## REQUIRED TASK
Out of all the lines below, count those with the word "telephone". Give the number only.
-- start TASK INPUT --
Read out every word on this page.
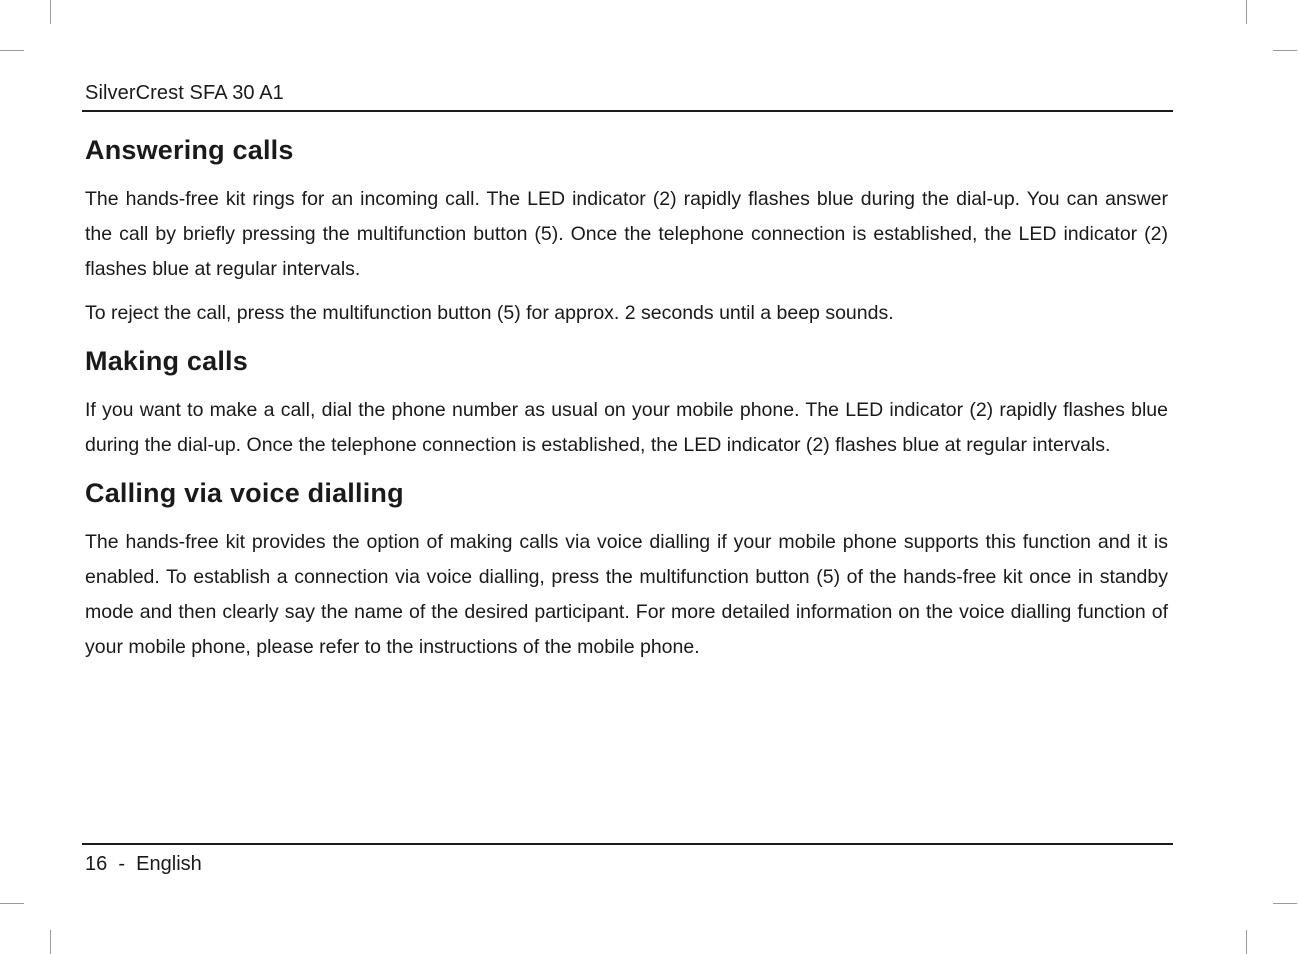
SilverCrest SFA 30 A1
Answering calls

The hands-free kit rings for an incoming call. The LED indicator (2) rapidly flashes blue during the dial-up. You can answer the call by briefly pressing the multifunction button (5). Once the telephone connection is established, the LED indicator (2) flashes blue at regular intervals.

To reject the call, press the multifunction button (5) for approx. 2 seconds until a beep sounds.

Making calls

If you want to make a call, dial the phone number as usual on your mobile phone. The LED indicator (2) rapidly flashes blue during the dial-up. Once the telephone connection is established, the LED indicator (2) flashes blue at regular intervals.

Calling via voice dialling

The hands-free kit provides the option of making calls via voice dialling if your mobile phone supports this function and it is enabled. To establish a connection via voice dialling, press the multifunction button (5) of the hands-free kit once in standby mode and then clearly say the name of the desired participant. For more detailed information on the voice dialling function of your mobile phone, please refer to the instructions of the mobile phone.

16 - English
-- end TASK INPUT --
-- start TASK INPUT --
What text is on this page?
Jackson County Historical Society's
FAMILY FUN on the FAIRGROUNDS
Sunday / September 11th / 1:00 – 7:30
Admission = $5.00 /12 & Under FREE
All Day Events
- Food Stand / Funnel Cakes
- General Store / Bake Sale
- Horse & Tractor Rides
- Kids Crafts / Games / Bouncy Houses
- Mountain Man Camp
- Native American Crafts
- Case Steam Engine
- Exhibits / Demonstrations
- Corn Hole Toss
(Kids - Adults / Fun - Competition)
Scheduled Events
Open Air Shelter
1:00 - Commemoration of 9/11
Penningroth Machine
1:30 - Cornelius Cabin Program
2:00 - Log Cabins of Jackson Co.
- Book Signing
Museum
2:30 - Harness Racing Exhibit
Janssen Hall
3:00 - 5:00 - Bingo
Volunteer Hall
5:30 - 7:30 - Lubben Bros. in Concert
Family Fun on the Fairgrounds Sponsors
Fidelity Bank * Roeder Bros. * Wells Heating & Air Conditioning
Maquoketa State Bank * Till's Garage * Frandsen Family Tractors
-- end TASK INPUT --
## RESULT BELOW
2